Stored data:
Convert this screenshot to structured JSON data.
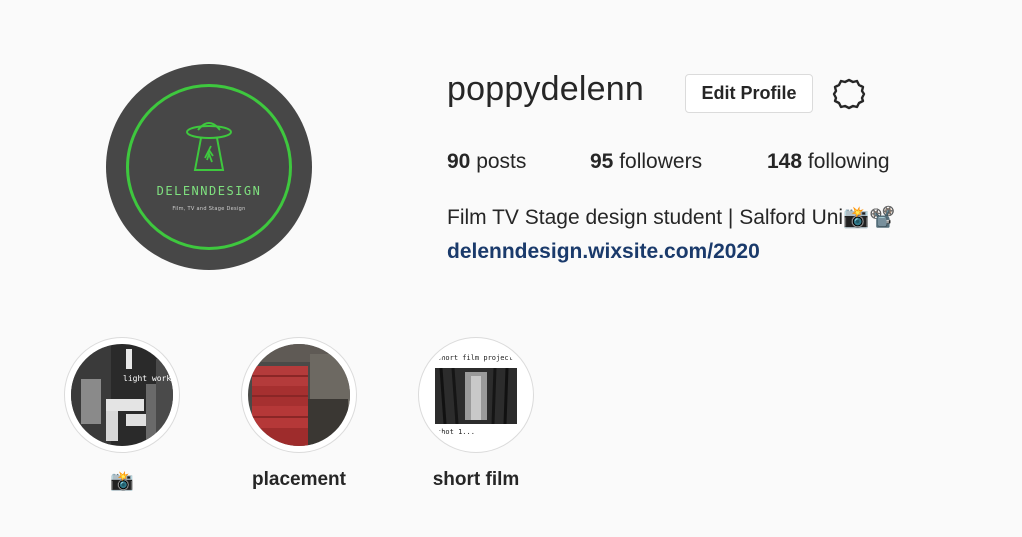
{
  "profile": {
    "username": "poppydelenn",
    "edit_label": "Edit Profile",
    "avatar": {
      "brand": "DELENNDESIGN",
      "tagline": "Film, TV and Stage Design"
    },
    "stats": {
      "posts_count": "90",
      "posts_label": "posts",
      "followers_count": "95",
      "followers_label": "followers",
      "following_count": "148",
      "following_label": "following"
    },
    "bio": "Film TV Stage design student | Salford Uni📸📽️",
    "link": "delenndesign.wixsite.com/2020"
  },
  "highlights": [
    {
      "label": "📸",
      "thumb_text": "light work"
    },
    {
      "label": "placement"
    },
    {
      "label": "short film",
      "thumb_title": "short film project",
      "thumb_caption": "shot 1..."
    }
  ],
  "colors": {
    "background": "#fafafa",
    "avatar_bg": "#474747",
    "avatar_ring": "#3ec83e",
    "link": "#1a3a6b"
  }
}
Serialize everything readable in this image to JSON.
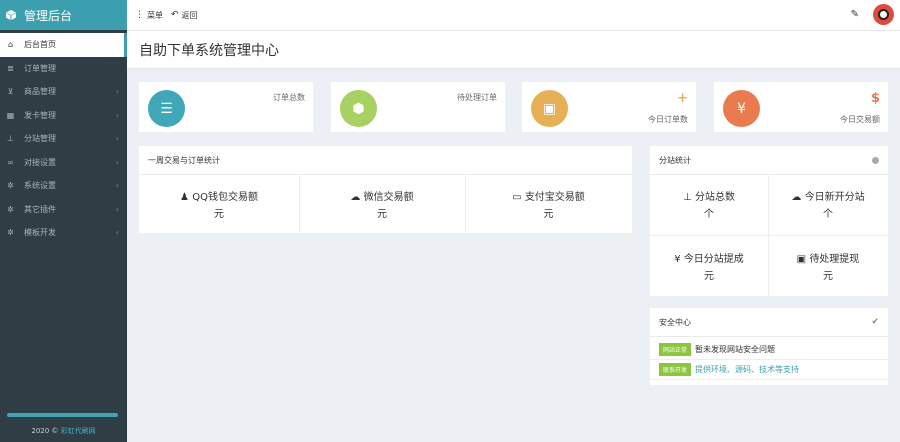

Task to carry out: Pictures stay out; reproduce every line of the records exactly.

The solution:
Convert this screenshot to structured JSON data.
{
  "profile": {
    "username": "poppydelenn",
    "edit_label": "Edit Profile",
    "avatar": {
      "brand": "DELENNDESIGN",
      "tagline": "Film, TV and Stage Design"
    },
    "stats": {
      "posts_count": "90",
      "posts_label": "posts",
      "followers_count": "95",
      "followers_label": "followers",
      "following_count": "148",
      "following_label": "following"
    },
    "bio": "Film TV Stage design student | Salford Uni📸📽️",
    "link": "delenndesign.wixsite.com/2020"
  },
  "highlights": [
    {
      "label": "📸",
      "thumb_text": "light work"
    },
    {
      "label": "placement"
    },
    {
      "label": "short film",
      "thumb_title": "short film project",
      "thumb_caption": "shot 1..."
    }
  ],
  "colors": {
    "background": "#fafafa",
    "avatar_bg": "#474747",
    "avatar_ring": "#3ec83e",
    "link": "#1a3a6b"
  }
}
Serialize everything readable in this image to JSON.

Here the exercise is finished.